### EXERCISE AIM
Where a line in the listing contains the string "style", copy that line out.

● ● ● ● ● ● ●

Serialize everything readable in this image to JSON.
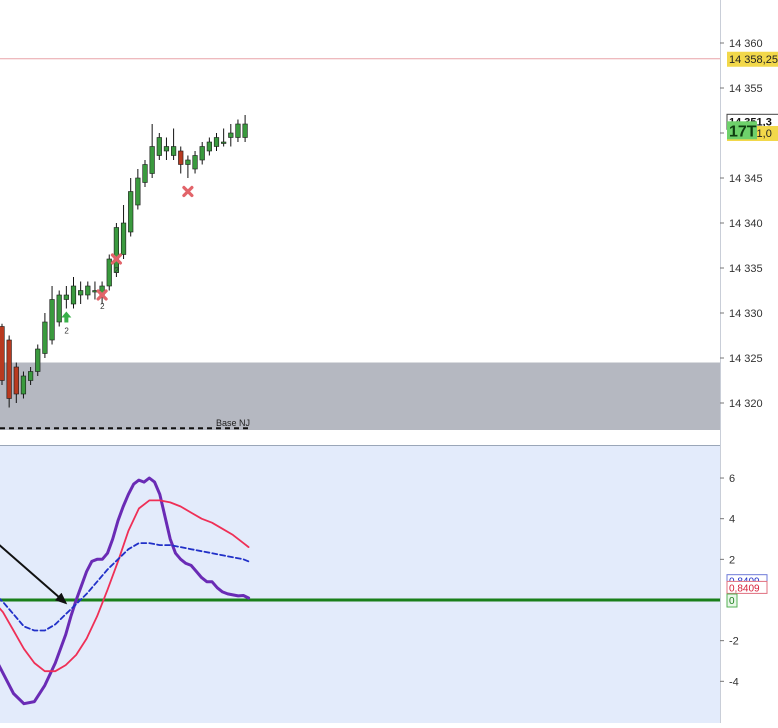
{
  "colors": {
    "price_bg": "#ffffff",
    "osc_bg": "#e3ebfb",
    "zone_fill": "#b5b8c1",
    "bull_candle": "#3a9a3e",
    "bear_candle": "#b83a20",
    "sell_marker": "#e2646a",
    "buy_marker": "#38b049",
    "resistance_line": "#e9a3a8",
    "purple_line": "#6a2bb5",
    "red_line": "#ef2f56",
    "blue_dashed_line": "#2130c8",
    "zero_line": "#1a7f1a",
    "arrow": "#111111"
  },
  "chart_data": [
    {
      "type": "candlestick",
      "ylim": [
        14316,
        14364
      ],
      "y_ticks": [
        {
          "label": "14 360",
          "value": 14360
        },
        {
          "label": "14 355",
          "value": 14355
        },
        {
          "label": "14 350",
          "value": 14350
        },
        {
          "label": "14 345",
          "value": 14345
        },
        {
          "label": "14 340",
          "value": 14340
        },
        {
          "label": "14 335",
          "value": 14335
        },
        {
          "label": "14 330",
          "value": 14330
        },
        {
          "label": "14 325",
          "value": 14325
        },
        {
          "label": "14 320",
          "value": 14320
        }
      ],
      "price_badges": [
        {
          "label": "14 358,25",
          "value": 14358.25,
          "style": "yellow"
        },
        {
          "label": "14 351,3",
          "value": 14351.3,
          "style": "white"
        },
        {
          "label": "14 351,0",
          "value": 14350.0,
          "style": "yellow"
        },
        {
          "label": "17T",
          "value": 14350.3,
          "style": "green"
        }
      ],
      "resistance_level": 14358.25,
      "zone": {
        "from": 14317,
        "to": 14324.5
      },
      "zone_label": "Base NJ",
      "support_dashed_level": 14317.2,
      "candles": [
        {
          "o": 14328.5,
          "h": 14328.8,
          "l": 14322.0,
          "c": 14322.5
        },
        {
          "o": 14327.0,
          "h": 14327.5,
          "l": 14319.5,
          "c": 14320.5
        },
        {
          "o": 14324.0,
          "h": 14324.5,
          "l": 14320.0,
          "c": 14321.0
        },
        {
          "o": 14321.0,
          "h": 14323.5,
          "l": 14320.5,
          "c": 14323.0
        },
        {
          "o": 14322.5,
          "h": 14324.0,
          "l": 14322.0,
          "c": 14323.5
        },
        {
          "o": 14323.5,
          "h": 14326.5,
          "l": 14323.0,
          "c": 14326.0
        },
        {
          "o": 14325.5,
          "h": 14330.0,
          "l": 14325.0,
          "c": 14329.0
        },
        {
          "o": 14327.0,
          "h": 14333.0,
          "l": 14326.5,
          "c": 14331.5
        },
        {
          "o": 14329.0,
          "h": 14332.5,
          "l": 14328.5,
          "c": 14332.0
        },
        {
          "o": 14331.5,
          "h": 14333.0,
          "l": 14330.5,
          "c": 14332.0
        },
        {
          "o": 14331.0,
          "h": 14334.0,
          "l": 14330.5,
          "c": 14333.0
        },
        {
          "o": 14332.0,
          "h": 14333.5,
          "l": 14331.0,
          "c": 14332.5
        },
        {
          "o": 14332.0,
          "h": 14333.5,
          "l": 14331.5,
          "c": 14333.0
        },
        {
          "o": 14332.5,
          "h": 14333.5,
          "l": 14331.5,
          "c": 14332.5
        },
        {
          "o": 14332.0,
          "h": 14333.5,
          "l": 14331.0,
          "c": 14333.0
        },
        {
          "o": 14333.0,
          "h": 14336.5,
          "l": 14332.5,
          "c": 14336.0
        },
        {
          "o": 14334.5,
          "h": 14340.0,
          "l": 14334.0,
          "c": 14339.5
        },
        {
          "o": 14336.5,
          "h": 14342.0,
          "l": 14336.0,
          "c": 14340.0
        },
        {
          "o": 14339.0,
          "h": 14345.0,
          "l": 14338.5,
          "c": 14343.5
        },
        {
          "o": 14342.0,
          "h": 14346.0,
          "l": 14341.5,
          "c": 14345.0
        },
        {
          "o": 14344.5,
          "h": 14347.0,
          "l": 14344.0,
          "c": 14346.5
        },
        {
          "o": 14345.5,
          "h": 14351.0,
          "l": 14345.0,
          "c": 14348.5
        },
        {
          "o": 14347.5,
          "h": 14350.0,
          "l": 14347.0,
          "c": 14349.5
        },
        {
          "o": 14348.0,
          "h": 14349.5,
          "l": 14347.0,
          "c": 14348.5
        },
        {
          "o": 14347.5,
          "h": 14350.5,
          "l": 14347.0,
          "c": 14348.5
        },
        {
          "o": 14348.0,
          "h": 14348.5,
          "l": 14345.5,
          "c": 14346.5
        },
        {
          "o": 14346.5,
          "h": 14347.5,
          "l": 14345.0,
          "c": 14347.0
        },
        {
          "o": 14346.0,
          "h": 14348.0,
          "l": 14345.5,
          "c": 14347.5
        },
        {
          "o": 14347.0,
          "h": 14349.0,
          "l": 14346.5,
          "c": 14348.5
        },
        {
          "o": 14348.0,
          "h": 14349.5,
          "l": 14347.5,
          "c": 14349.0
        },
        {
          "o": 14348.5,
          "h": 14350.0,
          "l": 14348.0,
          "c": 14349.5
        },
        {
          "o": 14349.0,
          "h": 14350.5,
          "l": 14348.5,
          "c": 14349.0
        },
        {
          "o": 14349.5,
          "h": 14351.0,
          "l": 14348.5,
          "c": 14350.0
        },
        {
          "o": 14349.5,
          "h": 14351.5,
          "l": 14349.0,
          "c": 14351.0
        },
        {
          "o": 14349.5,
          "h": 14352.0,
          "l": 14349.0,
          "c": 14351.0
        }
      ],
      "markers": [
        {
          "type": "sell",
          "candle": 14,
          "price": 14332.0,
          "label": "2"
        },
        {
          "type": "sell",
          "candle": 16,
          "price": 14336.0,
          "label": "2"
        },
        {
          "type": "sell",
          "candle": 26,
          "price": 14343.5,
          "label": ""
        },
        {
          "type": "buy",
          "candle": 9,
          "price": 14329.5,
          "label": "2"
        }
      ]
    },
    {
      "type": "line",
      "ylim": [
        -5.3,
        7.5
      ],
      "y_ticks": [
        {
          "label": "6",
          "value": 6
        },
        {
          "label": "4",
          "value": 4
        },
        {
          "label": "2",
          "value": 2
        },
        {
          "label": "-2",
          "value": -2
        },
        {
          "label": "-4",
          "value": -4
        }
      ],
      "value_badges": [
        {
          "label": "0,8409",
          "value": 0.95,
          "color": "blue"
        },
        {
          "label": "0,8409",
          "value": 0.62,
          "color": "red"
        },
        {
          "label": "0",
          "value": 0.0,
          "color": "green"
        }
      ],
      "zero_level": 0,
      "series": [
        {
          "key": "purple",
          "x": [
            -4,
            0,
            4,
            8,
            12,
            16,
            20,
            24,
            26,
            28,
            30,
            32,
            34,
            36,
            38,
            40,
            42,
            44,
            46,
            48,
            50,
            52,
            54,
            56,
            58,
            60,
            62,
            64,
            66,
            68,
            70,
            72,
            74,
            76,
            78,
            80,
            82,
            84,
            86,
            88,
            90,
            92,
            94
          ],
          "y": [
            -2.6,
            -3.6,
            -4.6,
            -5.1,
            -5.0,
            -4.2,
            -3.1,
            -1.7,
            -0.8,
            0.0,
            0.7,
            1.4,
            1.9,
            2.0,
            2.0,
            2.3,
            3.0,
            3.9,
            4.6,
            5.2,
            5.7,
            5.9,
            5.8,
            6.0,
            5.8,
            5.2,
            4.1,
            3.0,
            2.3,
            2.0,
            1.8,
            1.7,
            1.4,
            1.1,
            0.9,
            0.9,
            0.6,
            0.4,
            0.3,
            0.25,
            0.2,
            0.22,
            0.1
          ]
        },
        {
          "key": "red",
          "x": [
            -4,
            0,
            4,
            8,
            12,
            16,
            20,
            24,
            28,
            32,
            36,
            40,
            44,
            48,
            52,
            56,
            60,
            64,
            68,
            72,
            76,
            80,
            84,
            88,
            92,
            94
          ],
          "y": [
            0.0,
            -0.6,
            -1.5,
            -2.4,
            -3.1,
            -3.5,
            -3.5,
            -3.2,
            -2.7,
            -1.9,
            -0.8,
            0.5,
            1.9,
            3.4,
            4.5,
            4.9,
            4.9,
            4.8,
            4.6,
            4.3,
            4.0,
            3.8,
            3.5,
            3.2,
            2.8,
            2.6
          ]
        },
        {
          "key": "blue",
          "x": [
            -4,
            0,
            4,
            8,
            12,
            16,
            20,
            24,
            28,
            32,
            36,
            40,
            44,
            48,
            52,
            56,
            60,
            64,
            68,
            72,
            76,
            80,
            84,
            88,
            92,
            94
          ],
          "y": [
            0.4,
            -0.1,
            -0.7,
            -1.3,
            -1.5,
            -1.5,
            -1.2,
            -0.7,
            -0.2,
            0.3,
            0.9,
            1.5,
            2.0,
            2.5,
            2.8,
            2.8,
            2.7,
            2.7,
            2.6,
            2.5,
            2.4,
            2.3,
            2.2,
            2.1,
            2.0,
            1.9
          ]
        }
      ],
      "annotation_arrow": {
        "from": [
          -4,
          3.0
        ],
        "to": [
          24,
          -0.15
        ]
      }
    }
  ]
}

● ● ● ● ● ● ●

### EXERCISE SOLUTION
          "style": "yellow"
          "style": "white"
          "style": "yellow"
          "style": "green"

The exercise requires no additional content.